Dataset entries:
>>>>>

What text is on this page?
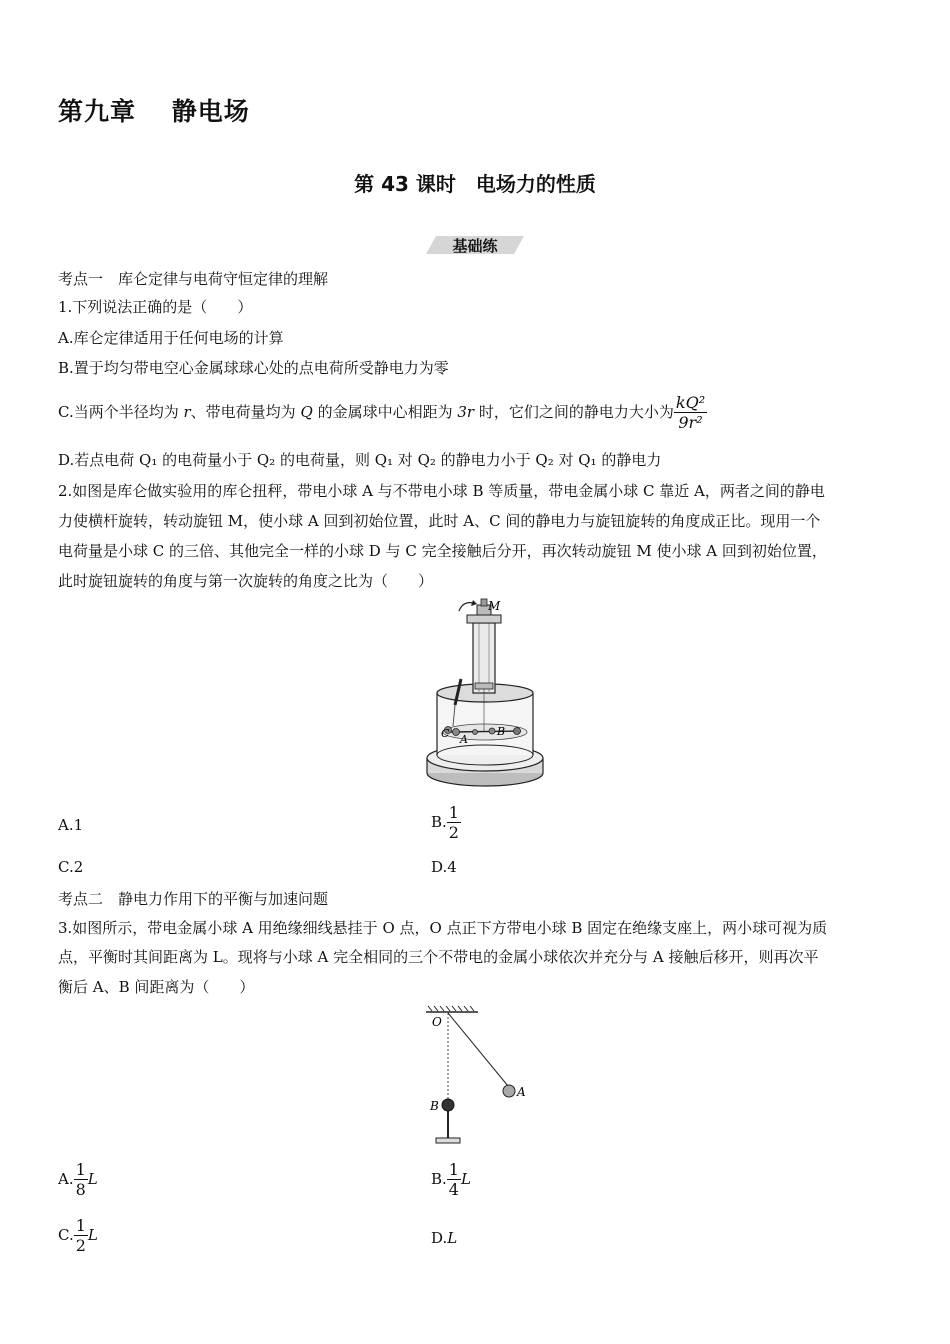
第九章　 静电场
第 43 课时　电场力的性质
基础练
考点一　库仑定律与电荷守恒定律的理解
1.下列说法正确的是（　　）
A.库仑定律适用于任何电场的计算
B.置于均匀带电空心金属球球心处的点电荷所受静电力为零
C.当两个半径均为 r、带电荷量均为 Q 的金属球中心相距为 3r 时，它们之间的静电力大小为 $\frac{\text{kQ²}}{\text{9r²}}$
D.若点电荷 Q₁ 的电荷量小于 Q₂ 的电荷量，则 Q₁ 对 Q₂ 的静电力小于 Q₂ 对 Q₁ 的静电力
2.如图是库仑做实验用的库仑扭秤，带电小球 A 与不带电小球 B 等质量，带电金属小球 C 靠近 A，两者之间的静电
力使横杆旋转，转动旋钮 M，使小球 A 回到初始位置，此时 A、C 间的静电力与旋钮旋转的角度成正比。现用一个
电荷量是小球 C 的三倍、其他完全一样的小球 D 与 C 完全接触后分开，再次转动旋钮 M 使小球 A 回到初始位置，
此时旋钮旋转的角度与第一次旋转的角度之比为（　　）
M
C A
B
A.1	B. $\frac{1}{2}$
C.2	D.4
考点二　静电力作用下的平衡与加速问题
3.如图所示，带电金属小球 A 用绝缘细线悬挂于 O 点，O 点正下方带电小球 B 固定在绝缘支座上，两小球可视为质
点，平衡时其间距离为 L。现将与小球 A 完全相同的三个不带电的金属小球依次并充分与 A 接触后移开，则再次平
衡后 A、B 间距离为（　　）
O
A
B
A. $\frac{1}{8}$ L	B. $\frac{1}{4}$ L
C. $\frac{1}{2}$ L	D.L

<<<<<

Given task: State how many lines of the records hold the string "回到初始位置", and nothing else.

Written reply: 2